(Dataset listings of figures)
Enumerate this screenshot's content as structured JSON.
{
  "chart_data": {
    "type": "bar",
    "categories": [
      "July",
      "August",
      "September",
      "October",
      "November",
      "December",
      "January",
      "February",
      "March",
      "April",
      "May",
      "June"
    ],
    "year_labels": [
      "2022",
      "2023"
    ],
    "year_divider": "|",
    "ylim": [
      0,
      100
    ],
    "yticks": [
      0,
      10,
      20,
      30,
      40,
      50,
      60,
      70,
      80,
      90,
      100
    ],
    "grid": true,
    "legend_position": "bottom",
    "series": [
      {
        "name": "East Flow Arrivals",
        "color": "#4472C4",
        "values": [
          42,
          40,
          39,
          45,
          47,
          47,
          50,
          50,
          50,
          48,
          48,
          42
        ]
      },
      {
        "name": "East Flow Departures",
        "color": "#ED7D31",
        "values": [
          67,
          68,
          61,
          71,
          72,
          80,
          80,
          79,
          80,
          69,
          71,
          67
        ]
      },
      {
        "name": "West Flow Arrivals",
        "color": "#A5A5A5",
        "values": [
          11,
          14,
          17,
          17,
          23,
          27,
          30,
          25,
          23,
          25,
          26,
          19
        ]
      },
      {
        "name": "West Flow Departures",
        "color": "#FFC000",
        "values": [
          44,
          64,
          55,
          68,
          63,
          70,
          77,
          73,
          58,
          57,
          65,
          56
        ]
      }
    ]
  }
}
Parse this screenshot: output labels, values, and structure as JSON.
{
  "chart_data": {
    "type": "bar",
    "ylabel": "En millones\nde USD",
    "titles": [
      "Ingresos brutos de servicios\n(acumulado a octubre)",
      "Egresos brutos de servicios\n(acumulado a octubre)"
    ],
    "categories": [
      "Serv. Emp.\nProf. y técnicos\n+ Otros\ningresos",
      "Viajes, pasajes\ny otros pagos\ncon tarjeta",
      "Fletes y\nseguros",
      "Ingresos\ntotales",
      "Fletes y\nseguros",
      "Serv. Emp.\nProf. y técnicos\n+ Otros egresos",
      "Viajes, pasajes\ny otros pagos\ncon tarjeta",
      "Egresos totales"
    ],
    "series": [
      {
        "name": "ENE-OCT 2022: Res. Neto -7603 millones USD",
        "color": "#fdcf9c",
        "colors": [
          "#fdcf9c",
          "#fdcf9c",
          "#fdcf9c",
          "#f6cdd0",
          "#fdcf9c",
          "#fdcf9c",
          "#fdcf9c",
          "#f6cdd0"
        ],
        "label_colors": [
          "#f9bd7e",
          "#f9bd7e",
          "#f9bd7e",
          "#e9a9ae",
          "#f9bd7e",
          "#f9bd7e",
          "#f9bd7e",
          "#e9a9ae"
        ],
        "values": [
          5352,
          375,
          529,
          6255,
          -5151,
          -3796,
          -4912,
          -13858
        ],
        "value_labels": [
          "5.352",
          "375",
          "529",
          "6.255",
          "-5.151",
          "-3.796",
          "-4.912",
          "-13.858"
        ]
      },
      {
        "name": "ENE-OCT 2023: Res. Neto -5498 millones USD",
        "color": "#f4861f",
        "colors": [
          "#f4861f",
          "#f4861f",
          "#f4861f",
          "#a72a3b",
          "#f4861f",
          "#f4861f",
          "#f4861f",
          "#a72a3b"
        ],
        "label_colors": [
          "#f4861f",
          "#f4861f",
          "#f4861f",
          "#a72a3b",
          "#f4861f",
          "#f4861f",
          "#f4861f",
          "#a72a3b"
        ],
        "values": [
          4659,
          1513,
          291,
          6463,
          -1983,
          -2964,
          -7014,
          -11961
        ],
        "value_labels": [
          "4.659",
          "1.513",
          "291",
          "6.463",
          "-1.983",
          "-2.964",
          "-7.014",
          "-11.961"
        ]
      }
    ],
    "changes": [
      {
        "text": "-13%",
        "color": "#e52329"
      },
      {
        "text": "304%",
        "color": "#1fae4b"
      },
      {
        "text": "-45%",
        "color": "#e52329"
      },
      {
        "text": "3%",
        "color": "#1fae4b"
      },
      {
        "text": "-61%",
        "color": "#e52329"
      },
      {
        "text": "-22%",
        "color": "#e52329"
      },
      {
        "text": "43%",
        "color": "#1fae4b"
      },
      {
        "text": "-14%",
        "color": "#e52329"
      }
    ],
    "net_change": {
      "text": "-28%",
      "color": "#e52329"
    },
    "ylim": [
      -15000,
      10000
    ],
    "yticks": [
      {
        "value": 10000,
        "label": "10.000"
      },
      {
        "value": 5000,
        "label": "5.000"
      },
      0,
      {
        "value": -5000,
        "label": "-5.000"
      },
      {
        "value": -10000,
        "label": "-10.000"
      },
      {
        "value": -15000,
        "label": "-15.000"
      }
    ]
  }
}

What the exercise asks: Provide an exact reproduction of all the entries shown above.

Task response:
Enumerate this screenshot's content as structured JSON.
{
  "chart_data": {
    "type": "bar",
    "categories": [
      "July",
      "August",
      "September",
      "October",
      "November",
      "December",
      "January",
      "February",
      "March",
      "April",
      "May",
      "June"
    ],
    "year_labels": [
      "2022",
      "2023"
    ],
    "year_divider": "|",
    "ylim": [
      0,
      100
    ],
    "yticks": [
      0,
      10,
      20,
      30,
      40,
      50,
      60,
      70,
      80,
      90,
      100
    ],
    "grid": true,
    "legend_position": "bottom",
    "series": [
      {
        "name": "East Flow Arrivals",
        "color": "#4472C4",
        "values": [
          42,
          40,
          39,
          45,
          47,
          47,
          50,
          50,
          50,
          48,
          48,
          42
        ]
      },
      {
        "name": "East Flow Departures",
        "color": "#ED7D31",
        "values": [
          67,
          68,
          61,
          71,
          72,
          80,
          80,
          79,
          80,
          69,
          71,
          67
        ]
      },
      {
        "name": "West Flow Arrivals",
        "color": "#A5A5A5",
        "values": [
          11,
          14,
          17,
          17,
          23,
          27,
          30,
          25,
          23,
          25,
          26,
          19
        ]
      },
      {
        "name": "West Flow Departures",
        "color": "#FFC000",
        "values": [
          44,
          64,
          55,
          68,
          63,
          70,
          77,
          73,
          58,
          57,
          65,
          56
        ]
      }
    ]
  }
}
Parse this screenshot: output labels, values, and structure as JSON.
{
  "chart_data": {
    "type": "bar",
    "ylabel": "En millones\nde USD",
    "titles": [
      "Ingresos brutos de servicios\n(acumulado a octubre)",
      "Egresos brutos de servicios\n(acumulado a octubre)"
    ],
    "categories": [
      "Serv. Emp.\nProf. y técnicos\n+ Otros\ningresos",
      "Viajes, pasajes\ny otros pagos\ncon tarjeta",
      "Fletes y\nseguros",
      "Ingresos\ntotales",
      "Fletes y\nseguros",
      "Serv. Emp.\nProf. y técnicos\n+ Otros egresos",
      "Viajes, pasajes\ny otros pagos\ncon tarjeta",
      "Egresos totales"
    ],
    "series": [
      {
        "name": "ENE-OCT 2022: Res. Neto -7603 millones USD",
        "color": "#fdcf9c",
        "colors": [
          "#fdcf9c",
          "#fdcf9c",
          "#fdcf9c",
          "#f6cdd0",
          "#fdcf9c",
          "#fdcf9c",
          "#fdcf9c",
          "#f6cdd0"
        ],
        "label_colors": [
          "#f9bd7e",
          "#f9bd7e",
          "#f9bd7e",
          "#e9a9ae",
          "#f9bd7e",
          "#f9bd7e",
          "#f9bd7e",
          "#e9a9ae"
        ],
        "values": [
          5352,
          375,
          529,
          6255,
          -5151,
          -3796,
          -4912,
          -13858
        ],
        "value_labels": [
          "5.352",
          "375",
          "529",
          "6.255",
          "-5.151",
          "-3.796",
          "-4.912",
          "-13.858"
        ]
      },
      {
        "name": "ENE-OCT 2023: Res. Neto -5498 millones USD",
        "color": "#f4861f",
        "colors": [
          "#f4861f",
          "#f4861f",
          "#f4861f",
          "#a72a3b",
          "#f4861f",
          "#f4861f",
          "#f4861f",
          "#a72a3b"
        ],
        "label_colors": [
          "#f4861f",
          "#f4861f",
          "#f4861f",
          "#a72a3b",
          "#f4861f",
          "#f4861f",
          "#f4861f",
          "#a72a3b"
        ],
        "values": [
          4659,
          1513,
          291,
          6463,
          -1983,
          -2964,
          -7014,
          -11961
        ],
        "value_labels": [
          "4.659",
          "1.513",
          "291",
          "6.463",
          "-1.983",
          "-2.964",
          "-7.014",
          "-11.961"
        ]
      }
    ],
    "changes": [
      {
        "text": "-13%",
        "color": "#e52329"
      },
      {
        "text": "304%",
        "color": "#1fae4b"
      },
      {
        "text": "-45%",
        "color": "#e52329"
      },
      {
        "text": "3%",
        "color": "#1fae4b"
      },
      {
        "text": "-61%",
        "color": "#e52329"
      },
      {
        "text": "-22%",
        "color": "#e52329"
      },
      {
        "text": "43%",
        "color": "#1fae4b"
      },
      {
        "text": "-14%",
        "color": "#e52329"
      }
    ],
    "net_change": {
      "text": "-28%",
      "color": "#e52329"
    },
    "ylim": [
      -15000,
      10000
    ],
    "yticks": [
      {
        "value": 10000,
        "label": "10.000"
      },
      {
        "value": 5000,
        "label": "5.000"
      },
      0,
      {
        "value": -5000,
        "label": "-5.000"
      },
      {
        "value": -10000,
        "label": "-10.000"
      },
      {
        "value": -15000,
        "label": "-15.000"
      }
    ]
  }
}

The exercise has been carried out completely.